Which lines below hold the word "части"? Report each one.

• Exercise data:
----
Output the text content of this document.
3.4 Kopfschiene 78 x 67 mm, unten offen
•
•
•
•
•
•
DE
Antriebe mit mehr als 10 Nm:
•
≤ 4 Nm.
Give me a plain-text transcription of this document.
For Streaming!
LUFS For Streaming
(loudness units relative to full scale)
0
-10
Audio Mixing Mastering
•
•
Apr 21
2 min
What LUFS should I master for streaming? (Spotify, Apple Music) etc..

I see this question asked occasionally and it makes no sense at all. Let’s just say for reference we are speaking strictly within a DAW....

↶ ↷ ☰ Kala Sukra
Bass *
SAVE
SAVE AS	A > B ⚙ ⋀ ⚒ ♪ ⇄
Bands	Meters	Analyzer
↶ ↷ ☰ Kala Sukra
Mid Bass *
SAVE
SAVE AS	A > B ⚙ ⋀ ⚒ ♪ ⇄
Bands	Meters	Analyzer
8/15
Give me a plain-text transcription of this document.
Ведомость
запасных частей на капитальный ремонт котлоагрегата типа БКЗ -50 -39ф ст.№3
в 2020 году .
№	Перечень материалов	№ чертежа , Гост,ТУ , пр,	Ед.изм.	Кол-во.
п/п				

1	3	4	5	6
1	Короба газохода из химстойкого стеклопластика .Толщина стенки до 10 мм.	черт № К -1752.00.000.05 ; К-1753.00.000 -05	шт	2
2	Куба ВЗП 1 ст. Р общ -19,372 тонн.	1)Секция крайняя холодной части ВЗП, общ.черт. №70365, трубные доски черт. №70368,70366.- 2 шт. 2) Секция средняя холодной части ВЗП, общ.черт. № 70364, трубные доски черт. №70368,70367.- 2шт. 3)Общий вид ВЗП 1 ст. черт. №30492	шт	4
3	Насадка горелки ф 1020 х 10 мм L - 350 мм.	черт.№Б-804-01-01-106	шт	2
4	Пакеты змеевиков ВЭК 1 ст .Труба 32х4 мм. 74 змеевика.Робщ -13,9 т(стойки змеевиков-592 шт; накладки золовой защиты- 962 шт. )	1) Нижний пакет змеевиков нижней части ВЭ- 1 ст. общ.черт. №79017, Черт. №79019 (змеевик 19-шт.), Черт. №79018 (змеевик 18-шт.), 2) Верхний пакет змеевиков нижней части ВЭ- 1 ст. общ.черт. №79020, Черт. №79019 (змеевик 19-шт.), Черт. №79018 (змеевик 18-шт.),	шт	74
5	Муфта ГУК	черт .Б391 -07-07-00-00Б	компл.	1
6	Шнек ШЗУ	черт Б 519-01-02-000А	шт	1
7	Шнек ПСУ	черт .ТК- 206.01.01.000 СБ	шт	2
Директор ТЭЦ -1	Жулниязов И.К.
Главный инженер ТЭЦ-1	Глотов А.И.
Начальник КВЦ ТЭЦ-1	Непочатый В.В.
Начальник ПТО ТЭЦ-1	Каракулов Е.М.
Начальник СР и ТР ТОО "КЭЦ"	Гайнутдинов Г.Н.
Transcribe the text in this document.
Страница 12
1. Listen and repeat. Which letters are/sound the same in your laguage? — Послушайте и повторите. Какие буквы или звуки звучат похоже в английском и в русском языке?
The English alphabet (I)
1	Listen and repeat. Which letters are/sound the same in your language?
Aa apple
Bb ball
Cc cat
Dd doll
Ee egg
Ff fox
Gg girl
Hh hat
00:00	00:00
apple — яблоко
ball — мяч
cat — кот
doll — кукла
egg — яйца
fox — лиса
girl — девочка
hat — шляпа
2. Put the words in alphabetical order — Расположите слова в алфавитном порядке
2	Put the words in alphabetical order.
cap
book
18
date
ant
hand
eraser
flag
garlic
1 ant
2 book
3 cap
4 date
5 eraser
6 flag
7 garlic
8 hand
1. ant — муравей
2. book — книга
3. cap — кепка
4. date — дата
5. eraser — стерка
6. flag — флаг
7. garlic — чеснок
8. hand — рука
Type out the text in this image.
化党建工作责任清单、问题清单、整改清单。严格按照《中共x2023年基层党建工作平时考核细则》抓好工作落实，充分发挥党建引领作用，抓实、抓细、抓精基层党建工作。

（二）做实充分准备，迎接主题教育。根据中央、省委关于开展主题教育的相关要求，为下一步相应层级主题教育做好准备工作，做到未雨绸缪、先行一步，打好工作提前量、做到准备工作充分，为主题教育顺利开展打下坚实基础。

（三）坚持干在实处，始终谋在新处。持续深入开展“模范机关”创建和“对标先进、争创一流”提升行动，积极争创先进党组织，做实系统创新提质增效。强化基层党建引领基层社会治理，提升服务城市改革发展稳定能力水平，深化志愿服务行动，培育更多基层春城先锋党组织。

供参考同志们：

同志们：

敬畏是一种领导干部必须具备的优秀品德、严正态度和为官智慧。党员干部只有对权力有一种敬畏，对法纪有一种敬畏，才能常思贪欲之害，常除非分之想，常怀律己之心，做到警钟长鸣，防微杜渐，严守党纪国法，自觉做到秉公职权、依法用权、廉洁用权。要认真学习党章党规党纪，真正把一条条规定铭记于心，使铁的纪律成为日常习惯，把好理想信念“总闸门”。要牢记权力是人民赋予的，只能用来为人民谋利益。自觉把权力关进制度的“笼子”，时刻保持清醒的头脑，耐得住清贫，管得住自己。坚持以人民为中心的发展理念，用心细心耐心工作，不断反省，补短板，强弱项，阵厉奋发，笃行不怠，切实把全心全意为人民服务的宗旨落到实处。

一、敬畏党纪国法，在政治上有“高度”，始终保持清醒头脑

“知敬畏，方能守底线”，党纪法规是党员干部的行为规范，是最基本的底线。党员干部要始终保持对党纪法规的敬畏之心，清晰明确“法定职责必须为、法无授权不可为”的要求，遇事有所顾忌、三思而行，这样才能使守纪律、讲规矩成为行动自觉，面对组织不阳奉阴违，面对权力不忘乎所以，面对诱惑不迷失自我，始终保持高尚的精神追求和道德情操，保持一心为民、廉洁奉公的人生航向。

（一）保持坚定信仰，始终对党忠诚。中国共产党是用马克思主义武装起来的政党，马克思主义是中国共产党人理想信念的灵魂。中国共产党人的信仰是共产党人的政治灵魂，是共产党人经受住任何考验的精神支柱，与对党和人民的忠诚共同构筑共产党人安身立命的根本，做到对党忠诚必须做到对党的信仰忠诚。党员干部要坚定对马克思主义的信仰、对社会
----
• Output below:
2	Куба ВЗП 1 ст. Р общ -19,372 тонн.	1)Секция крайняя холодной части ВЗП, общ.черт. №70365, трубные доски черт. №70368,70366.- 2 шт. 2) Секция средняя холодной части ВЗП, общ.черт. № 70364, трубные доски черт. №70368,70367.- 2шт. 3)Общий вид ВЗП 1 ст. черт. №30492	шт	4
4	Пакеты змеевиков ВЭК 1 ст .Труба 32х4 мм. 74 змеевика.Робщ -13,9 т(стойки змеевиков-592 шт; накладки золовой защиты- 962 шт. )	1) Нижний пакет змеевиков нижней части ВЭ- 1 ст. общ.черт. №79017, Черт. №79019 (змеевик 19-шт.), Черт. №79018 (змеевик 18-шт.), 2) Верхний пакет змеевиков нижней части ВЭ- 1 ст. общ.черт. №79020, Черт. №79019 (змеевик 19-шт.), Черт. №79018 (змеевик 18-шт.),	шт	74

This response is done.